**Available data**
+-------+

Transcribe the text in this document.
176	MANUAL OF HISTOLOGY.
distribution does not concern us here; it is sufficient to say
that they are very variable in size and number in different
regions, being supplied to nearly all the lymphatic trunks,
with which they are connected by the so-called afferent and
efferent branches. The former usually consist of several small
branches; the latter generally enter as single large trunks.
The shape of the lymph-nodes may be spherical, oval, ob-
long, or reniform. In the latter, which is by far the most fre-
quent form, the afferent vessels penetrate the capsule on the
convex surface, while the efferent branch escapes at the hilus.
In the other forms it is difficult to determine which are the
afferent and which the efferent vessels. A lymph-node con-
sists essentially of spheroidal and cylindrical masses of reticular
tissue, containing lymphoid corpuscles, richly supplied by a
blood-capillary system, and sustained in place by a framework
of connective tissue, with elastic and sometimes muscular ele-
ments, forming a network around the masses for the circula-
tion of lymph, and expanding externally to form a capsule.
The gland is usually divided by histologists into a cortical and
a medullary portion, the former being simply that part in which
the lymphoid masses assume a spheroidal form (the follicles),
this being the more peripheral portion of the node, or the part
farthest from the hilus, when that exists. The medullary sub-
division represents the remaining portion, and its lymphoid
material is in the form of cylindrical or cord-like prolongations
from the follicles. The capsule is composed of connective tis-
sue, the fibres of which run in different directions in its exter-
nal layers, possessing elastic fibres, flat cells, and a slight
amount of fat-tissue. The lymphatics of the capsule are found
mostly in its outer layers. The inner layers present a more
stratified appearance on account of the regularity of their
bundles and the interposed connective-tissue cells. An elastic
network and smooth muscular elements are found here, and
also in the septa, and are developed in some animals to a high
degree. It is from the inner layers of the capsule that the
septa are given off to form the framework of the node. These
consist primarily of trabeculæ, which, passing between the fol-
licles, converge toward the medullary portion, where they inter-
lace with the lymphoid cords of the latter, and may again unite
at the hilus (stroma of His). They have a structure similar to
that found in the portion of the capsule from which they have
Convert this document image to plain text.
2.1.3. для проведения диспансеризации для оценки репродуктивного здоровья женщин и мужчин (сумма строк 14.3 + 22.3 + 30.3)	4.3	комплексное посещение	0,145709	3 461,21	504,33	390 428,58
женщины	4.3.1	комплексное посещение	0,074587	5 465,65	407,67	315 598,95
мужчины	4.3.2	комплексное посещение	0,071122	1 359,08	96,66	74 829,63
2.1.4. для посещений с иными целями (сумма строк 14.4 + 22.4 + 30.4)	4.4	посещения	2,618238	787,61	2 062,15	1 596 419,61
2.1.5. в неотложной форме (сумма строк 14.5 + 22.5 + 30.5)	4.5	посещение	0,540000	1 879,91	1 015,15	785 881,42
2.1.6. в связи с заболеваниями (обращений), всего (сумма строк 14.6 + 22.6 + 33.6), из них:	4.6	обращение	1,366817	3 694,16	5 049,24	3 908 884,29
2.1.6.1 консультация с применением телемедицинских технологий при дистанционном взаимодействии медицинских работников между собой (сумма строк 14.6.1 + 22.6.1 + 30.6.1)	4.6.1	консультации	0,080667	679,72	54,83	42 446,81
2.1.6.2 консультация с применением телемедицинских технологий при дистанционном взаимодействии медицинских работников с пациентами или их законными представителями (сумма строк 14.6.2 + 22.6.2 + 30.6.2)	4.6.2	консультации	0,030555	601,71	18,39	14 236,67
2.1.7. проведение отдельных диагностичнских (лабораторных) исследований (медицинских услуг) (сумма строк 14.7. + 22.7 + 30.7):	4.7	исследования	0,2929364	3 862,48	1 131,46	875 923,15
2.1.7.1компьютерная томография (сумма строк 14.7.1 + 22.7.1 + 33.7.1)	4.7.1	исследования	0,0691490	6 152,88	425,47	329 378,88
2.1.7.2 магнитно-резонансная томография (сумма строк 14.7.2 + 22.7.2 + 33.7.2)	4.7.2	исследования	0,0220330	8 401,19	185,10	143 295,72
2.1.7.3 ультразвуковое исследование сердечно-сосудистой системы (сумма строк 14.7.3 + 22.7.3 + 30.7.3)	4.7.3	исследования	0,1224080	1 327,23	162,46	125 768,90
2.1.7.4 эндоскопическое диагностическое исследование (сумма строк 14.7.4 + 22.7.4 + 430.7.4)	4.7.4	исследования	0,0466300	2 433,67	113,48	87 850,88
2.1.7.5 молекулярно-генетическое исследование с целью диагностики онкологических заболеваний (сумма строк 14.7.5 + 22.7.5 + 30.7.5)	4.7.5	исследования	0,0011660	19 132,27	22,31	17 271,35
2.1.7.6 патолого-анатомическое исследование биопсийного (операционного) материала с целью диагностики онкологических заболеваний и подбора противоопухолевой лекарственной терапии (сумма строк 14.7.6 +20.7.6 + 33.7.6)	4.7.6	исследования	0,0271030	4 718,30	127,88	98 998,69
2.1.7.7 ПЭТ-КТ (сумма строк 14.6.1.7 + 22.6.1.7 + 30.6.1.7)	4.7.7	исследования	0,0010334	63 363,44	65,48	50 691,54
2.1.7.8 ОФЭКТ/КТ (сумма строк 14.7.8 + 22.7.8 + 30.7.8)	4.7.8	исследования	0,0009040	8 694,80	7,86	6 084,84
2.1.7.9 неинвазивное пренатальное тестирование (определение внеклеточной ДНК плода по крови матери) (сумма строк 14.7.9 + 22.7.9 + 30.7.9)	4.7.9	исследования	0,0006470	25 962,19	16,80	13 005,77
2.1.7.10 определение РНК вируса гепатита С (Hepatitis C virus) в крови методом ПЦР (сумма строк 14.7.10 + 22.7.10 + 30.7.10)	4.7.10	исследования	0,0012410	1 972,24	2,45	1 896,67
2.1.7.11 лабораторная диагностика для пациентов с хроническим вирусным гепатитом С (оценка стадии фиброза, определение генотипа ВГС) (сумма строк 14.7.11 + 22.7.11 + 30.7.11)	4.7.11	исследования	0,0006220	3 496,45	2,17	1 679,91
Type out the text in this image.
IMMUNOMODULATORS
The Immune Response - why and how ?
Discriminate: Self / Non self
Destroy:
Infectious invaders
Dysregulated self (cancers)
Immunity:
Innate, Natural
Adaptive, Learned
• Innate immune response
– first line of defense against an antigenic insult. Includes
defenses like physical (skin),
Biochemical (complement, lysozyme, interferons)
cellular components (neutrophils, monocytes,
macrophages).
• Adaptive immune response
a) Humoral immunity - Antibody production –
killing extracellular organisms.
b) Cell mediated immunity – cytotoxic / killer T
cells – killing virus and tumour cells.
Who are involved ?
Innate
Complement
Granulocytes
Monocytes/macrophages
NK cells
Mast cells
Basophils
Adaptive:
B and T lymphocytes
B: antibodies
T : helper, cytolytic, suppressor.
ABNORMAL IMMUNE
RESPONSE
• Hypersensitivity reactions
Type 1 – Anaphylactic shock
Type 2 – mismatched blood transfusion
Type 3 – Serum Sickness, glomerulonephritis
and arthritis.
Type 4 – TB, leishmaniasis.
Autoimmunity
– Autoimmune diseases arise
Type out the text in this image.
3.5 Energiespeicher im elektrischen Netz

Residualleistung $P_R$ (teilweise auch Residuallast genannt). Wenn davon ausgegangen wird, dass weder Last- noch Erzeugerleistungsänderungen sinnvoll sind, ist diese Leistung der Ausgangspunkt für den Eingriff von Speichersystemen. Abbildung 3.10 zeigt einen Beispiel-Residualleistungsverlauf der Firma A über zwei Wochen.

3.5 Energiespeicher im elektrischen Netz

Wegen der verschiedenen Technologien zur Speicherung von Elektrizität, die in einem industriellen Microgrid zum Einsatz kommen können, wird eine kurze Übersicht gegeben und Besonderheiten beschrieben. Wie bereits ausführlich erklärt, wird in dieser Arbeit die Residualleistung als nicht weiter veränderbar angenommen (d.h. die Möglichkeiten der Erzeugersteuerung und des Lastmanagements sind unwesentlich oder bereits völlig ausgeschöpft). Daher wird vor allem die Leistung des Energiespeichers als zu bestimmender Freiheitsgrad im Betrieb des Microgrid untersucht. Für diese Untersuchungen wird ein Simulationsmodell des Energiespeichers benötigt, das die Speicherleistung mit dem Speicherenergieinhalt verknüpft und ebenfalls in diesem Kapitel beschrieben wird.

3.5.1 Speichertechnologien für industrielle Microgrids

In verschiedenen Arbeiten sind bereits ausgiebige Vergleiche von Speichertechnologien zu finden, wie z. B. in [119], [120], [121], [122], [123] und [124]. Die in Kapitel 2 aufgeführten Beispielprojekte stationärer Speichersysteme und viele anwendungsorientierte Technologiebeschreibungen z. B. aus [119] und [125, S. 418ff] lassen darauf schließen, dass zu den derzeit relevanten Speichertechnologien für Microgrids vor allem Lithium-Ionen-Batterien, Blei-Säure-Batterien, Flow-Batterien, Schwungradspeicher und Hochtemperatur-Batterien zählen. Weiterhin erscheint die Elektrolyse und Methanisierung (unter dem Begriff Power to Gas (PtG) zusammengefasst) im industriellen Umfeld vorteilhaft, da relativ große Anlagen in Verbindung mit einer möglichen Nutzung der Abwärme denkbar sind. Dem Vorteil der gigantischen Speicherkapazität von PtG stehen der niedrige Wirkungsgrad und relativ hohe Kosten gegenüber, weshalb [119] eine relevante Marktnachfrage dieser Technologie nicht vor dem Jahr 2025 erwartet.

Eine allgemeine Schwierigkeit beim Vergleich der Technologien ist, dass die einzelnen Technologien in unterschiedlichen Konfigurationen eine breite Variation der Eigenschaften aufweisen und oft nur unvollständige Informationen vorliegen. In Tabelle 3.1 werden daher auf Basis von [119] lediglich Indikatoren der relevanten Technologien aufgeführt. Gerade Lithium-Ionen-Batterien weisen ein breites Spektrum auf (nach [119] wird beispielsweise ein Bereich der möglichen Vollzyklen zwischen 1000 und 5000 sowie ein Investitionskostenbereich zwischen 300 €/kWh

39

+-------+

**Assignment**
Copy out each line of the listing that holds the string "with".

**Solution to the problem**
with which they are connected by the so-called afferent and
of connective tissue, with elastic and sometimes muscular ele-
lace with the lymphoid cords of the latter, and may again unite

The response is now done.